### Exercise aim
Find all the lines with "τρόπον" and gather them.

### Dataset items
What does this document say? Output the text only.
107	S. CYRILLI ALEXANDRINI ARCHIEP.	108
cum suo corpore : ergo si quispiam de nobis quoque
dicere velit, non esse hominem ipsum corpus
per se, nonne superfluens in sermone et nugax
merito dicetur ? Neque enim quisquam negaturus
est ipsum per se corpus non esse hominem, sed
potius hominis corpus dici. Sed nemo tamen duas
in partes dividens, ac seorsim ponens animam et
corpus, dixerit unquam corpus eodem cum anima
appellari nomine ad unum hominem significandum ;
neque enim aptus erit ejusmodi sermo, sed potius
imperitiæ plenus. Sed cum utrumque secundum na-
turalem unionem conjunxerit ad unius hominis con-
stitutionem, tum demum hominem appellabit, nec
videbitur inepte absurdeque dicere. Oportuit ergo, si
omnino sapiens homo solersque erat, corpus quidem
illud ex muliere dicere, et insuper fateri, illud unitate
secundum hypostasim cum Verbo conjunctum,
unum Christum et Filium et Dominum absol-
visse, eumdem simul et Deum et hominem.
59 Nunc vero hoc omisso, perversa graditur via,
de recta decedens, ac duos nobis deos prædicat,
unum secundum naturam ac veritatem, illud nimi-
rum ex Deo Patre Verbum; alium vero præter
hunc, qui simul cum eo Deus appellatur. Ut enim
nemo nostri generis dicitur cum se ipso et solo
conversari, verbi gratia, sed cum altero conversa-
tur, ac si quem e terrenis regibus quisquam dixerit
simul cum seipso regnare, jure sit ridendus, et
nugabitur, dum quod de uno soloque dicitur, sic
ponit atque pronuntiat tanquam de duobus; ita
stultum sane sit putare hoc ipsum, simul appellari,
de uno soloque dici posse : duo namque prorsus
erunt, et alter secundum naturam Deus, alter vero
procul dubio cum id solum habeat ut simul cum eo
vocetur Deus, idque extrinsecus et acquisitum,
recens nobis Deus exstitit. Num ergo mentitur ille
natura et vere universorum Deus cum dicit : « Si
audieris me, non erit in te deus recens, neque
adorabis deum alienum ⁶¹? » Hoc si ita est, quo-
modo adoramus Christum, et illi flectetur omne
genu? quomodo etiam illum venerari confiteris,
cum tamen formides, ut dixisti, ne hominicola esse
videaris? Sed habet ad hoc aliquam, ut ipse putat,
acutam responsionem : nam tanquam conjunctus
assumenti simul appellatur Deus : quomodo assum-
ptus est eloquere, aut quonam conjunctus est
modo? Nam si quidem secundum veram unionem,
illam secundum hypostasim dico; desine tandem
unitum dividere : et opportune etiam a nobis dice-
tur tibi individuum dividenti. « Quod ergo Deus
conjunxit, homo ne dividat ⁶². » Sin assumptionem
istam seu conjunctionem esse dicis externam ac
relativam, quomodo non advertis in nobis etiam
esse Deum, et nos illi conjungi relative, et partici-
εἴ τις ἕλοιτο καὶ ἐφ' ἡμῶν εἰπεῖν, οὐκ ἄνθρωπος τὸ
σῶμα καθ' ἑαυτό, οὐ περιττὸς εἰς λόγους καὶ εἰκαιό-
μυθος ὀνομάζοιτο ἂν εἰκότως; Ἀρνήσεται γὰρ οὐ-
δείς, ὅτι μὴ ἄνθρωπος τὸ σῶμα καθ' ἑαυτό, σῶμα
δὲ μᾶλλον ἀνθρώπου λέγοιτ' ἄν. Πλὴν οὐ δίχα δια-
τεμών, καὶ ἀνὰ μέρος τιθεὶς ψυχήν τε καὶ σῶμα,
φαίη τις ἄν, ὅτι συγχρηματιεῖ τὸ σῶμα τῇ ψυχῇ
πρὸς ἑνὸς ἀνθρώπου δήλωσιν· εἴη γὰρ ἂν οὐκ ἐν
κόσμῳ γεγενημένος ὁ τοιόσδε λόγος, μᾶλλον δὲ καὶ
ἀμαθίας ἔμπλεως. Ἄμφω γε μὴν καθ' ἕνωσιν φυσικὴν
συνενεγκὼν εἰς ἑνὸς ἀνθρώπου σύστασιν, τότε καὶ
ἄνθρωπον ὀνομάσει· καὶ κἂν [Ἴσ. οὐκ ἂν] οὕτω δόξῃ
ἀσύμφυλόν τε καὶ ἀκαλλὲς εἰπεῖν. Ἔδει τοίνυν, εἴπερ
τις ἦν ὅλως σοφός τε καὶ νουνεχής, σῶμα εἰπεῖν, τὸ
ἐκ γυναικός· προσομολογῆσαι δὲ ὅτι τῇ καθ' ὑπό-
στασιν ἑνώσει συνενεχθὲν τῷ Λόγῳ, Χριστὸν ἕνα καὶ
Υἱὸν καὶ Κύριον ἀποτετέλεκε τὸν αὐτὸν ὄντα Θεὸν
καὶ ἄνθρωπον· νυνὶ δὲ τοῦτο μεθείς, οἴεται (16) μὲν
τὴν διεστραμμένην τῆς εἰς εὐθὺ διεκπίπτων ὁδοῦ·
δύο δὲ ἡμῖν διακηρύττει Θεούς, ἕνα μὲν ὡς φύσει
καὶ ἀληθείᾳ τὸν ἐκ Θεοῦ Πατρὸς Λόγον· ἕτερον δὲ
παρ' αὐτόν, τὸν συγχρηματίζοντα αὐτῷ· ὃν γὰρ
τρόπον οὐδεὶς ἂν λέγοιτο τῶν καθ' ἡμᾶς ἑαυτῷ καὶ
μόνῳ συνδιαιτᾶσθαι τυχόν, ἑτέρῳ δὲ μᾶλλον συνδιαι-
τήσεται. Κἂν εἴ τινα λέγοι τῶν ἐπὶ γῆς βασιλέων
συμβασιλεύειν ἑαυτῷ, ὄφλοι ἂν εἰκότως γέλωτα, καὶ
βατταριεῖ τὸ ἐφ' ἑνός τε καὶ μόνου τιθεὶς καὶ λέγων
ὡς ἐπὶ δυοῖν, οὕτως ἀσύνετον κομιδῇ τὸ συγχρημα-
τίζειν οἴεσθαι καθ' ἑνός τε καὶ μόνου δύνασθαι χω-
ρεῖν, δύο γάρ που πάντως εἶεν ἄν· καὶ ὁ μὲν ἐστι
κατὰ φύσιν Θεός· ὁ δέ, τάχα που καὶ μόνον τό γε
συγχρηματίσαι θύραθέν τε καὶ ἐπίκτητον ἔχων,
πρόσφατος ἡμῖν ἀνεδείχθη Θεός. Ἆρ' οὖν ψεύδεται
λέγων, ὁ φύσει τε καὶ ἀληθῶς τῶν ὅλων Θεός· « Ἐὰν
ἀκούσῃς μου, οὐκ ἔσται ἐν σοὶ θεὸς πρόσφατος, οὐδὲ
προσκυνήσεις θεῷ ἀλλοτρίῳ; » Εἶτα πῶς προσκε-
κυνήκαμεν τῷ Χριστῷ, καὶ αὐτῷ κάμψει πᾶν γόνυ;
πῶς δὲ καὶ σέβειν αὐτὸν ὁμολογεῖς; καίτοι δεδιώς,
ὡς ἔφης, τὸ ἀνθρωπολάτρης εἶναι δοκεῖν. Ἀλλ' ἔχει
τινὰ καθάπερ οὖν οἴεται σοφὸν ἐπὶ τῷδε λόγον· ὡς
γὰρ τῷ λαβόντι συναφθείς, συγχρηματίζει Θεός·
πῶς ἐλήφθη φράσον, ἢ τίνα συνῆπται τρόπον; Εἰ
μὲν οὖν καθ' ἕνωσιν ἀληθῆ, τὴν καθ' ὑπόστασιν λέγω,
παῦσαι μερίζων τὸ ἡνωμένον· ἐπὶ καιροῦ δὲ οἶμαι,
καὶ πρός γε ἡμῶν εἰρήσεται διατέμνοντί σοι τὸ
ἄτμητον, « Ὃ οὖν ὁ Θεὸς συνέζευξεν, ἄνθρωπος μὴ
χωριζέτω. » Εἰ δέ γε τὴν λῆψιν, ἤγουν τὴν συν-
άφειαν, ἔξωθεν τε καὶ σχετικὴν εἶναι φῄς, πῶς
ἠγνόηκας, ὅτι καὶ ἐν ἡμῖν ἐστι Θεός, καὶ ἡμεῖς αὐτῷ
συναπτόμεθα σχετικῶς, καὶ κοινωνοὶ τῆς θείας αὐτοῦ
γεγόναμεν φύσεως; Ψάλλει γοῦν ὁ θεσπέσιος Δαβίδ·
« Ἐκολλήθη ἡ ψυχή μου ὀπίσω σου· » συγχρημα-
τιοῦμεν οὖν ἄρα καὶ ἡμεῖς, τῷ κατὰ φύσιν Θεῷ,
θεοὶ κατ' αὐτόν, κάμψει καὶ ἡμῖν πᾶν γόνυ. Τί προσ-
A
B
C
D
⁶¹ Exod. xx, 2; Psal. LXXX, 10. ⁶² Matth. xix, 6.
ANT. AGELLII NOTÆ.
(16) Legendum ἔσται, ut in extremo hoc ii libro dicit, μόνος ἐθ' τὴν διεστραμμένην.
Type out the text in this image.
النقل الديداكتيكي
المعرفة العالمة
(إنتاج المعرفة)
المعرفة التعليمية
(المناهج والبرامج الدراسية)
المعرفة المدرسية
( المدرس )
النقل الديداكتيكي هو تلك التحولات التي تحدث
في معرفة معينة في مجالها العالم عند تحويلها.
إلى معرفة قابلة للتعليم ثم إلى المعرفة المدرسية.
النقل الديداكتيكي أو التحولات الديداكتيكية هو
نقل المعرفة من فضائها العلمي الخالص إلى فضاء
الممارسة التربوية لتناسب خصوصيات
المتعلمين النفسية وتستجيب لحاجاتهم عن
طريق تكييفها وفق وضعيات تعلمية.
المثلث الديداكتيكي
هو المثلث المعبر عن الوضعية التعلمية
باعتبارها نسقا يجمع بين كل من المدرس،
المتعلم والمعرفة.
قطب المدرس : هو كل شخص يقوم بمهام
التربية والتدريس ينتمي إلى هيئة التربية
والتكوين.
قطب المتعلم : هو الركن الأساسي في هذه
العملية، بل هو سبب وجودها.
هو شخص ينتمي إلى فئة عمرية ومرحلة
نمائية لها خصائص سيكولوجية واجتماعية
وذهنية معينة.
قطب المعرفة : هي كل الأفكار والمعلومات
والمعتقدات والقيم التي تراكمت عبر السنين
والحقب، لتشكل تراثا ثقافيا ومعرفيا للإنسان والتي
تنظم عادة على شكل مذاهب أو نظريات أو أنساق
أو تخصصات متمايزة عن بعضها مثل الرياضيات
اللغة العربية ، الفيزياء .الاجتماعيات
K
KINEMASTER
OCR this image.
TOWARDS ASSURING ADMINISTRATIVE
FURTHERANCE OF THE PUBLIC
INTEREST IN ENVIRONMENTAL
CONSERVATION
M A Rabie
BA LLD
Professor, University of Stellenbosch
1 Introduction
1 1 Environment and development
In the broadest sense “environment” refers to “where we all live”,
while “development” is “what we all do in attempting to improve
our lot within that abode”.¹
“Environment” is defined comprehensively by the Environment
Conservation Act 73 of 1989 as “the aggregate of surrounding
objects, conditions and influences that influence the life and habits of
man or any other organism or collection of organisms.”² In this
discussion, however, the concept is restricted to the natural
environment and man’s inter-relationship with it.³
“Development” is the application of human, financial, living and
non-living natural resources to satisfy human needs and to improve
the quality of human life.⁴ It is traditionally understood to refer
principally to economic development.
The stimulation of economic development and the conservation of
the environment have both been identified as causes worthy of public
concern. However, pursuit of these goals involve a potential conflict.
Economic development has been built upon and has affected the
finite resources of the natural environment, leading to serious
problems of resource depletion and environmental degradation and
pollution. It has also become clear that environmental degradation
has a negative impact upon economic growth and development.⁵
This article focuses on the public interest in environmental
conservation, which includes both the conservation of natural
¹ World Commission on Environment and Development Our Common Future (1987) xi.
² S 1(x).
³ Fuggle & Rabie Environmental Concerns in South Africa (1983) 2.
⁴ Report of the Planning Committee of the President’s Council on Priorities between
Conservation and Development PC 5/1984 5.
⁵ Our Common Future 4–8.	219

### Exercise output
τρόπον οὐδεὶς ἂν λέγοιτο τῶν καθ' ἡμᾶς ἑαυτῷ καὶ
πῶς ἐλήφθη φράσον, ἢ τίνα συνῆπται τρόπον; Εἰ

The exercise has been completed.